-- BRIEF --
Write out exactly the lines running from the one that contains "OCR this image." through the end of the material.

☆ ☆ ☆ ☆ ☆

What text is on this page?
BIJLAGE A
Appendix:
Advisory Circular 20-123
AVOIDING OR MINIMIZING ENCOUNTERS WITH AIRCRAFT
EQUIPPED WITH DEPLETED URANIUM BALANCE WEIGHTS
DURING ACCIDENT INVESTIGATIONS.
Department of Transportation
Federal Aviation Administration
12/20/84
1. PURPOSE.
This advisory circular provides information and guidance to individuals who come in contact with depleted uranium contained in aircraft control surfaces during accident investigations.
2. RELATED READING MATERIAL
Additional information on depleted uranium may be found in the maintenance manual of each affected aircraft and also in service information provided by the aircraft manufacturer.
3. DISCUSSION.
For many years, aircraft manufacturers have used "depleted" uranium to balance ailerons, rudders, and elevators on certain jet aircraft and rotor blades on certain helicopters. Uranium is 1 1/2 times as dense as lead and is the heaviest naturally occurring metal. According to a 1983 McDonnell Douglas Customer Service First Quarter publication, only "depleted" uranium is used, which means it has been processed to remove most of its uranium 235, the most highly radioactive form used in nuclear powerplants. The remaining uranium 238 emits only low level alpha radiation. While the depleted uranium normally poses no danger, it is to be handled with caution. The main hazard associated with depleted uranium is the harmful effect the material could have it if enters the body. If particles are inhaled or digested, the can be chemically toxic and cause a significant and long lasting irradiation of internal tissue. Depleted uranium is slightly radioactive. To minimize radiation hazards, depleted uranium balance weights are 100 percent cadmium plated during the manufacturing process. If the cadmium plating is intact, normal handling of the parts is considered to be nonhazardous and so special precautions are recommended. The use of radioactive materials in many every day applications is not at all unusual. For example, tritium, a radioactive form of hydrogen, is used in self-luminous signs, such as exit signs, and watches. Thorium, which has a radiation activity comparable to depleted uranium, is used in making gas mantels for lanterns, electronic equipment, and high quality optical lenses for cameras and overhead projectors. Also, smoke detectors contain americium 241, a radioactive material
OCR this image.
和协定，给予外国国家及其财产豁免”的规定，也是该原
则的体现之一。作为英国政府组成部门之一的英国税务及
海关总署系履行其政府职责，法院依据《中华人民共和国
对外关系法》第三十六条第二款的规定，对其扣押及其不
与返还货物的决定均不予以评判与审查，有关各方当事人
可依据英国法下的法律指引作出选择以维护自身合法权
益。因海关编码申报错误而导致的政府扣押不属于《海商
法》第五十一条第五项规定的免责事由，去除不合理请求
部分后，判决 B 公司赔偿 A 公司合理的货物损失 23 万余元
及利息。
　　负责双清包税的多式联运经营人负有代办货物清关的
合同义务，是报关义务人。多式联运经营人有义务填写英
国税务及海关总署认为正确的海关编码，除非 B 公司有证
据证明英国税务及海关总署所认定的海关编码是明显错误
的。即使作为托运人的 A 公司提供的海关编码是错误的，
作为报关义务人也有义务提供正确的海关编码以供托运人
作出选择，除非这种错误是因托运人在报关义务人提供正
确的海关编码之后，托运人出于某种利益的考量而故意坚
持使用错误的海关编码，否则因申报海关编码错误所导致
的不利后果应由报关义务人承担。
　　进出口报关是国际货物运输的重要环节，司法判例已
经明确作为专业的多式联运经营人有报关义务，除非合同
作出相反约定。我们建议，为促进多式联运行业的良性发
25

☆ ☆ ☆ ☆ ☆

-- REPLY TO THE EXERCISE --
OCR this image.
和协定，给予外国国家及其财产豁免”的规定，也是该原
则的体现之一。作为英国政府组成部门之一的英国税务及
海关总署系履行其政府职责，法院依据《中华人民共和国
对外关系法》第三十六条第二款的规定，对其扣押及其不
与返还货物的决定均不予以评判与审查，有关各方当事人
可依据英国法下的法律指引作出选择以维护自身合法权
益。因海关编码申报错误而导致的政府扣押不属于《海商
法》第五十一条第五项规定的免责事由，去除不合理请求
部分后，判决 B 公司赔偿 A 公司合理的货物损失 23 万余元
及利息。
　　负责双清包税的多式联运经营人负有代办货物清关的
合同义务，是报关义务人。多式联运经营人有义务填写英
国税务及海关总署认为正确的海关编码，除非 B 公司有证
据证明英国税务及海关总署所认定的海关编码是明显错误
的。即使作为托运人的 A 公司提供的海关编码是错误的，
作为报关义务人也有义务提供正确的海关编码以供托运人
作出选择，除非这种错误是因托运人在报关义务人提供正
确的海关编码之后，托运人出于某种利益的考量而故意坚
持使用错误的海关编码，否则因申报海关编码错误所导致
的不利后果应由报关义务人承担。
　　进出口报关是国际货物运输的重要环节，司法判例已
经明确作为专业的多式联运经营人有报关义务，除非合同
作出相反约定。我们建议，为促进多式联运行业的良性发
25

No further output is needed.